## The tasks
1) Render this sentence from the two-dimensional turbulence example into Spanish: "In this example, we initialize a random velocity field and observe its turbulent decay in a two-dimensional domain."
2) Write what comes next in the two-dimensional turbulence example, picking up after its last line.

## Selected text
Two dimensional turbulence example

In this example, we initialize a random velocity field and observe its turbulent decay in a two-dimensional domain. This example demonstrates:

  • How to run a model with no tracers and no buoyancy model.
  • How to use computed Fields to generate output.

Install dependencies

First let's make sure we have all required packages installed.

using Pkg
pkg"add Oceananigans, CairoMakie"

Model setup

We instantiate the model with an isotropic diffusivity. We use a grid with 128² points, a fifth-order advection scheme, third-order Runge-Kutta time-stepping, and a small isotropic viscosity. Note that we assign Flat to the z direction.

using Oceananigans

grid = RectilinearGrid(size=(128, 128), extent=(2π, 2π), topology=(Periodic, Periodic, Flat))

## Supplied data
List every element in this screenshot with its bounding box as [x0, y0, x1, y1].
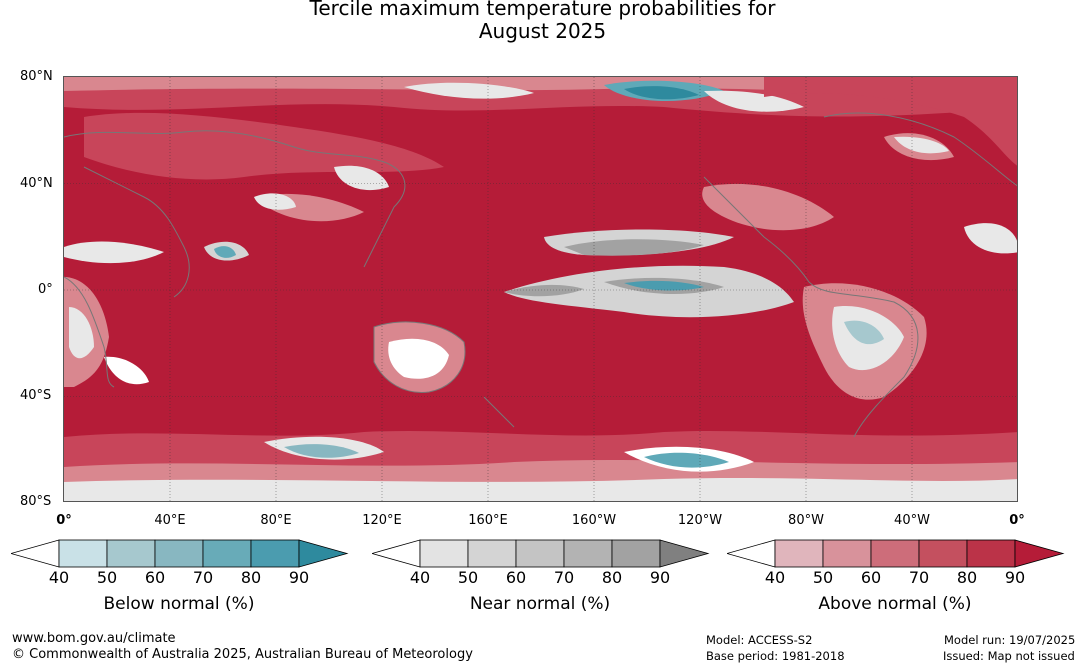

## Results of the tasks
1) En este ejemplo, inicializamos un campo de velocidad aleatorio y observamos su decaimiento turbulento en un dominio bidimensional.

2)
model = NonhydrostaticModel(; grid,
                            timestepper = :RungeKutta3,
                            advection = UpwindBiasedFifthOrder(),
                            closure = ScalarDiffusivity(ν=1e-5))
NonhydrostaticModel{CPU, RectilinearGrid}(time = 0 seconds, iteration = 0)
├── grid: 128×128×1 RectilinearGrid{Float64, Periodic, Periodic, Flat} on CPU with 3×3×0 halo
├── timestepper: RungeKutta3TimeStepper
├── tracers: ()
├── closure: ScalarDiffusivity{ExplicitTimeDiscretization}(ν=1.0e-5)
├── buoyancy: Nothing
└── coriolis: Nothing

Random initial conditions

Our initial condition randomizes model.velocities.u and model.velocities.v. We ensure that both have zero mean for aesthetic reasons.

using Statistics

u, v, w = model.velocities

uᵢ = rand(size(u)...)
vᵢ = rand(size(v)...)

uᵢ .-= mean(uᵢ)
vᵢ .-= mean(vᵢ)

set!(model, u=uᵢ, v=vᵢ)

simulation = Simulation(model, Δt=0.2, stop_time=50)
Simulation of NonhydrostaticModel{CPU, RectilinearGrid}(time = 0 seconds, iteration = 0)
├── Next time step: 200 ms
├── Elapsed wall time: 0 seconds
├── Wall time per iteration: NaN days
├── Stop time: 50 seconds
├── Stop iteration : Inf
├── Wall time limit: Inf
├── Callbacks: OrderedDict with 4 entries:
│   ├── stop_time_exceeded => Callback of stop_time_exceeded on IterationInterval(1)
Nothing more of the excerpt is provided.